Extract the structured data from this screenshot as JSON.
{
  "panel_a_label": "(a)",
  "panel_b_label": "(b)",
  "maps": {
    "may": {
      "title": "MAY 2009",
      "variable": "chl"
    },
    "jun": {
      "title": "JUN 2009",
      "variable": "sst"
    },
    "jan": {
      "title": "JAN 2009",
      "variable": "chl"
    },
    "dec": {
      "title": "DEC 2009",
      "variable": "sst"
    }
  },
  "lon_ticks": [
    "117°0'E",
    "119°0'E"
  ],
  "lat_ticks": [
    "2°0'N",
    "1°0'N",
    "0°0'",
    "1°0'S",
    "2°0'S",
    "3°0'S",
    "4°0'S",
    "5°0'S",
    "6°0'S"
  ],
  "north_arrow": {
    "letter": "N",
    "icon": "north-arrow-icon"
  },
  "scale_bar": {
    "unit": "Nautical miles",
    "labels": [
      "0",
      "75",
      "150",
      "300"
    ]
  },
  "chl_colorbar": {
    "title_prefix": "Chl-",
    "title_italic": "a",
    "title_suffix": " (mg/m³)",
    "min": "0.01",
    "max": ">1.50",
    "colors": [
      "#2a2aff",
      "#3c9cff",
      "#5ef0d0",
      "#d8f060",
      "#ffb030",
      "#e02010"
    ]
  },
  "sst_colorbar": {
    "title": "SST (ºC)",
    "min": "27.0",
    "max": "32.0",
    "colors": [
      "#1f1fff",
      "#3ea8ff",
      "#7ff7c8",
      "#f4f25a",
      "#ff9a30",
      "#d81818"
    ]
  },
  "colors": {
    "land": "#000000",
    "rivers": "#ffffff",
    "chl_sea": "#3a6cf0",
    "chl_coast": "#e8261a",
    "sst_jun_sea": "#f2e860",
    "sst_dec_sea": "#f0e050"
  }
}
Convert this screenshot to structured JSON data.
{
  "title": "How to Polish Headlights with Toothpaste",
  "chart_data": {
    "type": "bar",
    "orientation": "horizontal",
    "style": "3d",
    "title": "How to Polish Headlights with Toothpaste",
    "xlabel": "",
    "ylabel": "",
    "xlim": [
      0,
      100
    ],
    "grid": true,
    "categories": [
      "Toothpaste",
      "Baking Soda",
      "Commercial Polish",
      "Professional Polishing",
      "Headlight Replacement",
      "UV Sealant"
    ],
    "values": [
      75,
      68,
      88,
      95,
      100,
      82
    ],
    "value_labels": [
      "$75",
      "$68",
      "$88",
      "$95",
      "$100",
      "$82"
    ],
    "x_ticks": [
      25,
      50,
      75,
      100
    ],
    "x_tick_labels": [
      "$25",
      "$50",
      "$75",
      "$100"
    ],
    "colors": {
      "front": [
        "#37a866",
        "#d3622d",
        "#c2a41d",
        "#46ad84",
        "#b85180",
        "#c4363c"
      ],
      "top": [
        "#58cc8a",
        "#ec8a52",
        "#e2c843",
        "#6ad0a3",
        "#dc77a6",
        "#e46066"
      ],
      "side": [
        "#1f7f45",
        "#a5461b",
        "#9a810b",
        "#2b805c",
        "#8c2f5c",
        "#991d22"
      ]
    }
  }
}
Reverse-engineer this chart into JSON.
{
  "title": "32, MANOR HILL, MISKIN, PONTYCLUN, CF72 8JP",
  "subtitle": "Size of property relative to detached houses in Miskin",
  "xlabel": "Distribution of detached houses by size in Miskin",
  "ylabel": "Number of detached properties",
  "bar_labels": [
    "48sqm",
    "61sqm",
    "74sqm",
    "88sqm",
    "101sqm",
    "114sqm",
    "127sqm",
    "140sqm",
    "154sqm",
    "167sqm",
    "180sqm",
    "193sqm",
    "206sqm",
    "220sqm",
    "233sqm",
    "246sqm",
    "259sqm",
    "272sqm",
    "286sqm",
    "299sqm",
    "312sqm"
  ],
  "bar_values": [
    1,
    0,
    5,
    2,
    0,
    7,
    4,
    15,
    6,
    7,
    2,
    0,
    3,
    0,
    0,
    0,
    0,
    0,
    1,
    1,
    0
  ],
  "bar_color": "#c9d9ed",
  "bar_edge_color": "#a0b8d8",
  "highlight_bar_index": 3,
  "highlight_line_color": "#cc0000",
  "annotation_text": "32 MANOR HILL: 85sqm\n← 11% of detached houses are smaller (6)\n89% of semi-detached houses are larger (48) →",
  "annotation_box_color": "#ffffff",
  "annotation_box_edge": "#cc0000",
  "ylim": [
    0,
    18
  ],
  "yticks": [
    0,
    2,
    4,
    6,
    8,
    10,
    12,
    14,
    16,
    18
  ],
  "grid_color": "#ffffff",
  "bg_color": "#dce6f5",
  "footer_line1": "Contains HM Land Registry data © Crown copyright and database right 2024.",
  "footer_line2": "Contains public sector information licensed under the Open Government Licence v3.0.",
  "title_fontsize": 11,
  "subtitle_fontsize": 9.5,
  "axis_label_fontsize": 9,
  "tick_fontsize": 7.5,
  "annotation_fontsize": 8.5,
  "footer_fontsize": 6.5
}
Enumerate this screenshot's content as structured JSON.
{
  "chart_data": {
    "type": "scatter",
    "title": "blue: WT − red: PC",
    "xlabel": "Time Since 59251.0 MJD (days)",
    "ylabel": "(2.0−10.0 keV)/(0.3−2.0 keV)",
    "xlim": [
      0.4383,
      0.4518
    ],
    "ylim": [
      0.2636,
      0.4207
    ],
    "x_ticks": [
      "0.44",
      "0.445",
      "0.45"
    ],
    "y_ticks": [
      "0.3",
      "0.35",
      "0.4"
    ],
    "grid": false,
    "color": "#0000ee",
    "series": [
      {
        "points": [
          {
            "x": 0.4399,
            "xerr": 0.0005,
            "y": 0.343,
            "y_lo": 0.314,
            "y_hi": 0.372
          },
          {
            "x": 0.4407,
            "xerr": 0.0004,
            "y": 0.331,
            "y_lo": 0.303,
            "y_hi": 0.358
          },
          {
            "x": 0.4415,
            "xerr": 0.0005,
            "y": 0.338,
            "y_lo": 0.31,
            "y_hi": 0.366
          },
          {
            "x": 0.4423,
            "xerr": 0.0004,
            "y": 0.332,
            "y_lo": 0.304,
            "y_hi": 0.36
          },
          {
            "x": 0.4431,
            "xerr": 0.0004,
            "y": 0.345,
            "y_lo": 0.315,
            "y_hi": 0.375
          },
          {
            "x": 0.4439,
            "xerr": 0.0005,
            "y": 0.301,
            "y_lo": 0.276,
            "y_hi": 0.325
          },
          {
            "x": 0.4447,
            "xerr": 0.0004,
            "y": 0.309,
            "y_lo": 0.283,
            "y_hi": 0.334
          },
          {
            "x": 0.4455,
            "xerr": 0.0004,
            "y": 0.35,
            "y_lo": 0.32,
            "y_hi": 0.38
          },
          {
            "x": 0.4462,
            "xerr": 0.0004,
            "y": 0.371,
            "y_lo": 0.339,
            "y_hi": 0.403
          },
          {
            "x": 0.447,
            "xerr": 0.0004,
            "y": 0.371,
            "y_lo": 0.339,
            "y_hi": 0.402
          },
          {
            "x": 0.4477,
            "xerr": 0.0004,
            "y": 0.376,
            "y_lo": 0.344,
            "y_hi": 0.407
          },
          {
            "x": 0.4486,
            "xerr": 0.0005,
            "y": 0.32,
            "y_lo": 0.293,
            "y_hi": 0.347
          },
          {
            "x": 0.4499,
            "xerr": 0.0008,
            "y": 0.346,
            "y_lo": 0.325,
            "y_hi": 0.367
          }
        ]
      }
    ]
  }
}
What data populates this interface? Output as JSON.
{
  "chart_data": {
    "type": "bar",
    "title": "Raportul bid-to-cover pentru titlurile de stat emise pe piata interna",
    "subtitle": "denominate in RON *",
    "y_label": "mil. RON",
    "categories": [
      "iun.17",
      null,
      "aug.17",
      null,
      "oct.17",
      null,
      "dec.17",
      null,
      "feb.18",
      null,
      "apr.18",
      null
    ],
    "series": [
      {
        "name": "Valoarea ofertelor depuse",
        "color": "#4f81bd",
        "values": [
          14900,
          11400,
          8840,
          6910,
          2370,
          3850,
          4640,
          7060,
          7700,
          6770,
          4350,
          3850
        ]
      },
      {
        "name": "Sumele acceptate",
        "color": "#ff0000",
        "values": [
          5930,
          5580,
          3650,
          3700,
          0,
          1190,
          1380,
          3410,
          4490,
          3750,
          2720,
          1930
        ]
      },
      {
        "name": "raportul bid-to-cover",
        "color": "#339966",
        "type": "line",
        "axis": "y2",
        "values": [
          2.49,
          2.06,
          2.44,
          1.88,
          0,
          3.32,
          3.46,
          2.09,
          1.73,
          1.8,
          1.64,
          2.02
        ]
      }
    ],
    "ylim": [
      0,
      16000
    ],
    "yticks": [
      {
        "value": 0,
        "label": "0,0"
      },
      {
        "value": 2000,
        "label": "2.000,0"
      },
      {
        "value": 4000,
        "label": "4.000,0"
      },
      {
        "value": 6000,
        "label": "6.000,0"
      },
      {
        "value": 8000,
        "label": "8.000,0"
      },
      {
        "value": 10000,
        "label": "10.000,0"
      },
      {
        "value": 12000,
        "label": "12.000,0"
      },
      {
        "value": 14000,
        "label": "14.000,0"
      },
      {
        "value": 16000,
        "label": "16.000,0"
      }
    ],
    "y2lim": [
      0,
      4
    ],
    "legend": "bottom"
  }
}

REQUEST
Scan the material above for the string "HILL" and report each line where you find it.

RESPONSE
  "title": "32, MANOR HILL, MISKIN, PONTYCLUN, CF72 8JP",
  "annotation_text": "32 MANOR HILL: 85sqm\n← 11% of detached houses are smaller (6)\n89% of semi-detached houses are larger (48) →",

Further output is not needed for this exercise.